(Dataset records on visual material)
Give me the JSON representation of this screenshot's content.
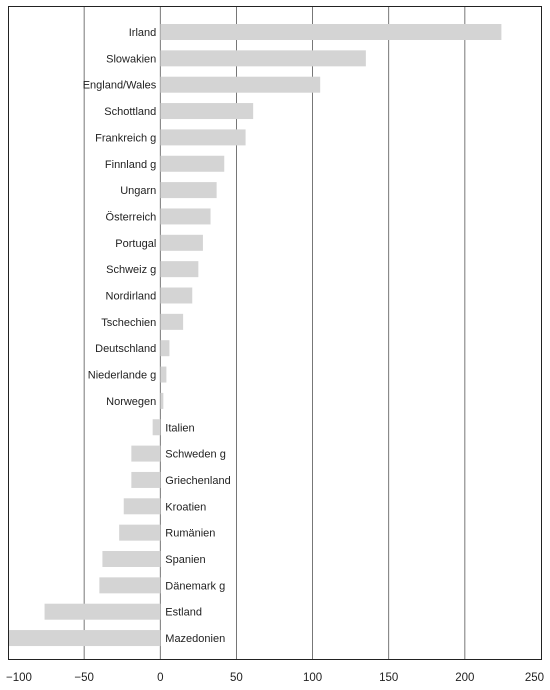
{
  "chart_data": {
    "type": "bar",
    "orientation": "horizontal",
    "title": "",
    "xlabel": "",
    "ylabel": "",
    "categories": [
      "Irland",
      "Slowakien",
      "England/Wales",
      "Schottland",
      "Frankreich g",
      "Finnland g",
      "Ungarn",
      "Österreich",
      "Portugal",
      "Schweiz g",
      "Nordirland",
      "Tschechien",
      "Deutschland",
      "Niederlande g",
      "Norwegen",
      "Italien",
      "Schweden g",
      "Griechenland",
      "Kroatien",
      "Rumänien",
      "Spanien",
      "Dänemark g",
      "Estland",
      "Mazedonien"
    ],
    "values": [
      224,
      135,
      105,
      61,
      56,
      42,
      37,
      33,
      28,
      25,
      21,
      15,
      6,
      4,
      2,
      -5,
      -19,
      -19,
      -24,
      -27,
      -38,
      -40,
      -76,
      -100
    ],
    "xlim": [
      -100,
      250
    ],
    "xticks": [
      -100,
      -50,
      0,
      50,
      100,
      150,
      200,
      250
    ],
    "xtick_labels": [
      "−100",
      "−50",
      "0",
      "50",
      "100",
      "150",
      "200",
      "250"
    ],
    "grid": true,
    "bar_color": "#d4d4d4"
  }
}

__TO BE DONE__.
Keep the pictures out of the copy and return the rest of the data above exactly.

__OUTPUT__.
Give me the JSON representation of this screenshot's content.
{
  "chart_data": {
    "type": "bar",
    "orientation": "horizontal",
    "title": "",
    "xlabel": "",
    "ylabel": "",
    "categories": [
      "Irland",
      "Slowakien",
      "England/Wales",
      "Schottland",
      "Frankreich g",
      "Finnland g",
      "Ungarn",
      "Österreich",
      "Portugal",
      "Schweiz g",
      "Nordirland",
      "Tschechien",
      "Deutschland",
      "Niederlande g",
      "Norwegen",
      "Italien",
      "Schweden g",
      "Griechenland",
      "Kroatien",
      "Rumänien",
      "Spanien",
      "Dänemark g",
      "Estland",
      "Mazedonien"
    ],
    "values": [
      224,
      135,
      105,
      61,
      56,
      42,
      37,
      33,
      28,
      25,
      21,
      15,
      6,
      4,
      2,
      -5,
      -19,
      -19,
      -24,
      -27,
      -38,
      -40,
      -76,
      -100
    ],
    "xlim": [
      -100,
      250
    ],
    "xticks": [
      -100,
      -50,
      0,
      50,
      100,
      150,
      200,
      250
    ],
    "xtick_labels": [
      "−100",
      "−50",
      "0",
      "50",
      "100",
      "150",
      "200",
      "250"
    ],
    "grid": true,
    "bar_color": "#d4d4d4"
  }
}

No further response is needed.